— Start EXERCISE MATERIAL —

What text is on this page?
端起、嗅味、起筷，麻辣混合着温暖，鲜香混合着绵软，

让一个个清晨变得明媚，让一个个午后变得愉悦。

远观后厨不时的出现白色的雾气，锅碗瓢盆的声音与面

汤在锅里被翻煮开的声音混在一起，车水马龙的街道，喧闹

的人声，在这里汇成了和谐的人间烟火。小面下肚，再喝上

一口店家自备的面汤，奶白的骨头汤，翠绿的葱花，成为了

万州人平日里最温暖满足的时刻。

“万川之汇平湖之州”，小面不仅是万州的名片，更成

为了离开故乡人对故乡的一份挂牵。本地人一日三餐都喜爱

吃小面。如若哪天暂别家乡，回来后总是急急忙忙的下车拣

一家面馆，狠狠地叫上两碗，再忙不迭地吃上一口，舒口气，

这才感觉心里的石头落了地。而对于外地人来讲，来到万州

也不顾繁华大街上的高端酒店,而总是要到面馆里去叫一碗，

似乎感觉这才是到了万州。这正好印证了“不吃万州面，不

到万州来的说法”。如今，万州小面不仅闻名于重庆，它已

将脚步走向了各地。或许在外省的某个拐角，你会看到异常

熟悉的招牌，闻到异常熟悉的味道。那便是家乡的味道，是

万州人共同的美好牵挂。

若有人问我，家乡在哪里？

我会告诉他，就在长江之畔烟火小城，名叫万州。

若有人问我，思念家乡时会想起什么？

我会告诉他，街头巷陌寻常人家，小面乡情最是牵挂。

— End EXERCISE MATERIAL —

*DESCRIPTION OF THE TASK:* Show the data once more, exactly as it was written.

*RESULT FOR THIS EXERCISE:*
What text is on this page?
端起、嗅味、起筷，麻辣混合着温暖，鲜香混合着绵软，

让一个个清晨变得明媚，让一个个午后变得愉悦。

远观后厨不时的出现白色的雾气，锅碗瓢盆的声音与面

汤在锅里被翻煮开的声音混在一起，车水马龙的街道，喧闹

的人声，在这里汇成了和谐的人间烟火。小面下肚，再喝上

一口店家自备的面汤，奶白的骨头汤，翠绿的葱花，成为了

万州人平日里最温暖满足的时刻。

“万川之汇平湖之州”，小面不仅是万州的名片，更成

为了离开故乡人对故乡的一份挂牵。本地人一日三餐都喜爱

吃小面。如若哪天暂别家乡，回来后总是急急忙忙的下车拣

一家面馆，狠狠地叫上两碗，再忙不迭地吃上一口，舒口气，

这才感觉心里的石头落了地。而对于外地人来讲，来到万州

也不顾繁华大街上的高端酒店,而总是要到面馆里去叫一碗，

似乎感觉这才是到了万州。这正好印证了“不吃万州面，不

到万州来的说法”。如今，万州小面不仅闻名于重庆，它已

将脚步走向了各地。或许在外省的某个拐角，你会看到异常

熟悉的招牌，闻到异常熟悉的味道。那便是家乡的味道，是

万州人共同的美好牵挂。

若有人问我，家乡在哪里？

我会告诉他，就在长江之畔烟火小城，名叫万州。

若有人问我，思念家乡时会想起什么？

我会告诉他，街头巷陌寻常人家，小面乡情最是牵挂。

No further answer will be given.